Dataset items
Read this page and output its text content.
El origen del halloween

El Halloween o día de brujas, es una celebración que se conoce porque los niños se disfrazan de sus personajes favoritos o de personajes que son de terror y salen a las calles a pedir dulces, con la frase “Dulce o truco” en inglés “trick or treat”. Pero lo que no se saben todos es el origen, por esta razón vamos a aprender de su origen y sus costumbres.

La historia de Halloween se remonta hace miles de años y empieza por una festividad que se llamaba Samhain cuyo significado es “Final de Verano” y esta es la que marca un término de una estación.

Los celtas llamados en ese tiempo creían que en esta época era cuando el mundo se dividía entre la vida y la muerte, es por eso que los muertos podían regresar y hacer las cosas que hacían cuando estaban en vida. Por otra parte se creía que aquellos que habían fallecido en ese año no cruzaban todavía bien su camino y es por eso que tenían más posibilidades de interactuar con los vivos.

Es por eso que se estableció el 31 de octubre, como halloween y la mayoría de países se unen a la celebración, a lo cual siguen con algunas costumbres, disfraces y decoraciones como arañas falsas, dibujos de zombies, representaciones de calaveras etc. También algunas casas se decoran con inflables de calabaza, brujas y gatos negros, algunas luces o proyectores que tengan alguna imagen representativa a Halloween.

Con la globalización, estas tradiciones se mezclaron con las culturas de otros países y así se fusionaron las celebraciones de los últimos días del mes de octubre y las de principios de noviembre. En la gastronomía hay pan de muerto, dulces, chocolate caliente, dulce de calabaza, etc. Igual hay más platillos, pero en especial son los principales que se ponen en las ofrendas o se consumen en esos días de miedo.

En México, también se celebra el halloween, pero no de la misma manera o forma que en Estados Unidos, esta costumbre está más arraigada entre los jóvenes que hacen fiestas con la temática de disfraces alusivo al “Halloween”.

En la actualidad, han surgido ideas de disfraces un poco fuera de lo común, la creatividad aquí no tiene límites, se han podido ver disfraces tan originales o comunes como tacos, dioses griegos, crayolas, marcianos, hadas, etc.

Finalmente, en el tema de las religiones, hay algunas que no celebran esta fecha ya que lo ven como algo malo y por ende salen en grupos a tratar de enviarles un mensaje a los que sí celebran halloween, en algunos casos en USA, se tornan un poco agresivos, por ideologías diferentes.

WHAT YOU NEED TO DO
Working from the listing above, pick out every line that has "calabaza" and copy it.

FULL SOLUTION
Es por eso que se estableció el 31 de octubre, como halloween y la mayoría de países se unen a la celebración, a lo cual siguen con algunas costumbres, disfraces y decoraciones como arañas falsas, dibujos de zombies, representaciones de calaveras etc. También algunas casas se decoran con inflables de calabaza, brujas y gatos negros, algunas luces o proyectores que tengan alguna imagen representativa a Halloween.
Con la globalización, estas tradiciones se mezclaron con las culturas de otros países y así se fusionaron las celebraciones de los últimos días del mes de octubre y las de principios de noviembre. En la gastronomía hay pan de muerto, dulces, chocolate caliente, dulce de calabaza, etc. Igual hay más platillos, pero en especial son los principales que se ponen en las ofrendas o se consumen en esos días de miedo.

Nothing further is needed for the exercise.